→ **The records**
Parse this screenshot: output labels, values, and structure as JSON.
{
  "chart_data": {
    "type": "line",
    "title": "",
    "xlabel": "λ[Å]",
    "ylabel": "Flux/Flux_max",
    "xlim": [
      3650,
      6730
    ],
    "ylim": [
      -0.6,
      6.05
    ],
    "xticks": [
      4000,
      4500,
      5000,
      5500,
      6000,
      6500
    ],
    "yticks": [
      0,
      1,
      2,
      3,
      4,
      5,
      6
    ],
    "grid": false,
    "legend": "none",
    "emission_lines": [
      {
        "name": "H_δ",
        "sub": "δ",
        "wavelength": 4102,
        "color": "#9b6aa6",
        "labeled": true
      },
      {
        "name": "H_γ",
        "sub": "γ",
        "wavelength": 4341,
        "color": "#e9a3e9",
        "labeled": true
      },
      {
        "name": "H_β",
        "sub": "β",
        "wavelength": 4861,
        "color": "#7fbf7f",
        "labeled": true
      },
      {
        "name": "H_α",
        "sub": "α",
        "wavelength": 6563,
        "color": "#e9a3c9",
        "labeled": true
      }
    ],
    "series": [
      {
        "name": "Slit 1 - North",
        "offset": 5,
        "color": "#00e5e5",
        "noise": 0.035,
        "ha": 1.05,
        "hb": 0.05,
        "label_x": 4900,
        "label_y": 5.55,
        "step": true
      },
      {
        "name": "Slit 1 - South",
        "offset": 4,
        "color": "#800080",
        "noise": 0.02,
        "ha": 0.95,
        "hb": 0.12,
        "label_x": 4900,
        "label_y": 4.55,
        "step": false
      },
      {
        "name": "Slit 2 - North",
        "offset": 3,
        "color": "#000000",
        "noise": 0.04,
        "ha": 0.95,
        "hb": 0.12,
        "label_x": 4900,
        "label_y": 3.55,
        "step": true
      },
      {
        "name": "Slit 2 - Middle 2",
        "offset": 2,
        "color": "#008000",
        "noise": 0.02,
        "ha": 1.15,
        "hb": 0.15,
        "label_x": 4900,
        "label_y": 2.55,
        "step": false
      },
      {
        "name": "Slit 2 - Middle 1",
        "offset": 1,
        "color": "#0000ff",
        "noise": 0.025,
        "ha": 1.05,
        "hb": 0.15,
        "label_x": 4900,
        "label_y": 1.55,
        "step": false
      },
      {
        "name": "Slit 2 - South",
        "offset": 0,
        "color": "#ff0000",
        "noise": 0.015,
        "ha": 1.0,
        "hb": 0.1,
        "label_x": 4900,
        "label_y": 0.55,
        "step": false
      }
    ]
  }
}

→ **Given exercise**
Go through the records and show every line with the string "Middle" in it.

→ **Final result**
        "name": "Slit 2 - Middle 2",
        "name": "Slit 2 - Middle 1",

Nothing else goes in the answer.